CHALLENGE →
Where a line contains the string "graduation", copy that line.

(Dataset records)
※ ※ ※

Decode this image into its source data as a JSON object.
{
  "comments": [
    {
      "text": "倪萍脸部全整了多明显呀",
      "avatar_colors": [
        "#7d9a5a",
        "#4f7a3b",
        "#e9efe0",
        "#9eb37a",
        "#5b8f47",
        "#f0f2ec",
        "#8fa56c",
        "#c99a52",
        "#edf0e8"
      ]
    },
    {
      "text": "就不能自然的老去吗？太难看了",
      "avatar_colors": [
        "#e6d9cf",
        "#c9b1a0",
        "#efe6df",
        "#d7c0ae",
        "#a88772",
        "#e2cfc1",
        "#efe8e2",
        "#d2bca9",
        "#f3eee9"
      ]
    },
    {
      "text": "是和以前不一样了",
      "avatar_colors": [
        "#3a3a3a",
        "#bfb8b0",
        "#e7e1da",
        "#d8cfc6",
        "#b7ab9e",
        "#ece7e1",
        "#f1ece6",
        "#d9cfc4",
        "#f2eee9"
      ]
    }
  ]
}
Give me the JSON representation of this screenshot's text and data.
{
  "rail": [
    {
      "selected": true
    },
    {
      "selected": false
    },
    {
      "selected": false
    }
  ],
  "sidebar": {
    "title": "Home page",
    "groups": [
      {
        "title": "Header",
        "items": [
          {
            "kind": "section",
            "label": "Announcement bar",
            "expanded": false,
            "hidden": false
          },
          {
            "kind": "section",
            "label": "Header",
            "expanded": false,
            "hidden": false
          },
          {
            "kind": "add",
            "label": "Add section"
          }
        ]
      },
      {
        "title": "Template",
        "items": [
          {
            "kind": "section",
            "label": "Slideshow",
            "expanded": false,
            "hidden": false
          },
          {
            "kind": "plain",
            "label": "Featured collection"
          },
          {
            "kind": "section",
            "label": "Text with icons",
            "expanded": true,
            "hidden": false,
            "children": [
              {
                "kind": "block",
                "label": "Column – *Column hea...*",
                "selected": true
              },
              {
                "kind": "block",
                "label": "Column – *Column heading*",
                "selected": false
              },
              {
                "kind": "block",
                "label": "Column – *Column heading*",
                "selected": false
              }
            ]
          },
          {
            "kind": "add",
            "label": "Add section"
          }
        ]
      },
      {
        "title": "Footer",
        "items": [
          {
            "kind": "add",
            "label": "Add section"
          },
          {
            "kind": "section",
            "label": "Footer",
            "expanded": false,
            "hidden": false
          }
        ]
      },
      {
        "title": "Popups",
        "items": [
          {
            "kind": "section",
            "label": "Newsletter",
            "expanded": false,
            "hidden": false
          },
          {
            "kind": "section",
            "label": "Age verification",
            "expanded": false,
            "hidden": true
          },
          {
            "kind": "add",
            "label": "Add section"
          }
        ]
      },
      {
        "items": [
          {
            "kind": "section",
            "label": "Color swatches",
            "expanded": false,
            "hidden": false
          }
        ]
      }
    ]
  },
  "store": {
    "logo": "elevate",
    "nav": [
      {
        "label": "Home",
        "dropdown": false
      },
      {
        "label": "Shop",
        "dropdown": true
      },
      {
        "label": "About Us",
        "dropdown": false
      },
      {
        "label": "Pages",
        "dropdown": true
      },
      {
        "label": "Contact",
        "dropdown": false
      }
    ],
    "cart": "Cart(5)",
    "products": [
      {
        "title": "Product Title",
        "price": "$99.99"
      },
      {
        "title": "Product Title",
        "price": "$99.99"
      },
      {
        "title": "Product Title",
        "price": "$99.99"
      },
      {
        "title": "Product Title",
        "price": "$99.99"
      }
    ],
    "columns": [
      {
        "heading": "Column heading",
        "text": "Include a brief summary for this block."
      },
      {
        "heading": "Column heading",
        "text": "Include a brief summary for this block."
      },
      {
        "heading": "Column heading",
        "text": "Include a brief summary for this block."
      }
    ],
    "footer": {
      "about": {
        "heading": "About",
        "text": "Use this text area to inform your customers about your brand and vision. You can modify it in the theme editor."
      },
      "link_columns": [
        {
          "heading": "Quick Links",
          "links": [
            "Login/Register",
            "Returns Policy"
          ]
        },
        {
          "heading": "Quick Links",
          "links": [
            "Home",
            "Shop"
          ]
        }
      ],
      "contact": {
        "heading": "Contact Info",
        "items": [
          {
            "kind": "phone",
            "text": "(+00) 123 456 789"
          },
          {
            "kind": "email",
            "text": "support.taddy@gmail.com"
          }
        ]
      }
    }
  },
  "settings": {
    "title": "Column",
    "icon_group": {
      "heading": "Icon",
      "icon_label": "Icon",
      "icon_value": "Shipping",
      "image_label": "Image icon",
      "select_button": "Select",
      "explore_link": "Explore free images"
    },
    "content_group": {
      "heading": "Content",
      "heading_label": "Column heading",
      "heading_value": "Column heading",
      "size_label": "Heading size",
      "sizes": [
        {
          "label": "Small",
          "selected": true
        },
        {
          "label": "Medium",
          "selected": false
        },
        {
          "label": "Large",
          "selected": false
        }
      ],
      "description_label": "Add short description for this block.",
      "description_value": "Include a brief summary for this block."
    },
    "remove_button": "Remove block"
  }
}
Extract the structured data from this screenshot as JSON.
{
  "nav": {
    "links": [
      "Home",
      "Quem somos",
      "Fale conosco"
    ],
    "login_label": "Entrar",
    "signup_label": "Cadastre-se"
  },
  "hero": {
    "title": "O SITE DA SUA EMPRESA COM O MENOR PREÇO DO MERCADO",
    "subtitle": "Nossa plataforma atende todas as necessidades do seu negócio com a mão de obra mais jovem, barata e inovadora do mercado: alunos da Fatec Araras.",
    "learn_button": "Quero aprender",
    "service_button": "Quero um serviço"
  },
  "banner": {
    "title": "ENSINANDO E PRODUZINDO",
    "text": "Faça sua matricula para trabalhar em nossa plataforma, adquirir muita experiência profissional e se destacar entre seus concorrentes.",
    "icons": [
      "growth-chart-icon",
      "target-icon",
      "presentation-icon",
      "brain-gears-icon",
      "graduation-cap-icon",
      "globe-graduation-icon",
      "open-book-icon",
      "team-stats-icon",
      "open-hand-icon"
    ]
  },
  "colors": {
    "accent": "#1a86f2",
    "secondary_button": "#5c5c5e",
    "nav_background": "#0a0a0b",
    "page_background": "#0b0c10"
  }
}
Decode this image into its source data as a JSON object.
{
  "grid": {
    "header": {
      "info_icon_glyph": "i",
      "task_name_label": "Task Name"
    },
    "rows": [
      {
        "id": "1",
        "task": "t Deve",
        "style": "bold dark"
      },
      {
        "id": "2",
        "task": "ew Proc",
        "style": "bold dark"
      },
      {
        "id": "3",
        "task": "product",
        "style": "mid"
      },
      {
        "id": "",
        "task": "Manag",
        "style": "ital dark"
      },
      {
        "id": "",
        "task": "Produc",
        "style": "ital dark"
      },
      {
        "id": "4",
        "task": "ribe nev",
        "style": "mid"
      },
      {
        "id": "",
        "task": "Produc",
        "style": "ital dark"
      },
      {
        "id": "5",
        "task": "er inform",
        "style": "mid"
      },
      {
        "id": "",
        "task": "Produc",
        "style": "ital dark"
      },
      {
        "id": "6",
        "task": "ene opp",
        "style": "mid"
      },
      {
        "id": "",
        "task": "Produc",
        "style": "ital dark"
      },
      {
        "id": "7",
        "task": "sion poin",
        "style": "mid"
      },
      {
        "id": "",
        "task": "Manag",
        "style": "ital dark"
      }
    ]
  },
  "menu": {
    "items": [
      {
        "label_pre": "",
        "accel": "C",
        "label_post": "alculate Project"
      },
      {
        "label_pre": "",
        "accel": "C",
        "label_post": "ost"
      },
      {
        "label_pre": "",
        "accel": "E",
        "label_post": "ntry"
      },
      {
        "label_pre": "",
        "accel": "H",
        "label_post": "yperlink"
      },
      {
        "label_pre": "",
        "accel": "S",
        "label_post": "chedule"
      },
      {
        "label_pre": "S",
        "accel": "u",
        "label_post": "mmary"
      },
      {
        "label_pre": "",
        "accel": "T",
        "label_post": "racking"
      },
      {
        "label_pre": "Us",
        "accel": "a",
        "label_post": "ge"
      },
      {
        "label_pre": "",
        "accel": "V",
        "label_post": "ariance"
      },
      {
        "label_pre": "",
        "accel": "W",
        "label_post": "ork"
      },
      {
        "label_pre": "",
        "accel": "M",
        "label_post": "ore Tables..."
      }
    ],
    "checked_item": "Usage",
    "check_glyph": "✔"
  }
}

※ ※ ※

RESULT OF THIS EXERCISE →
      "graduation-cap-icon",
      "globe-graduation-icon",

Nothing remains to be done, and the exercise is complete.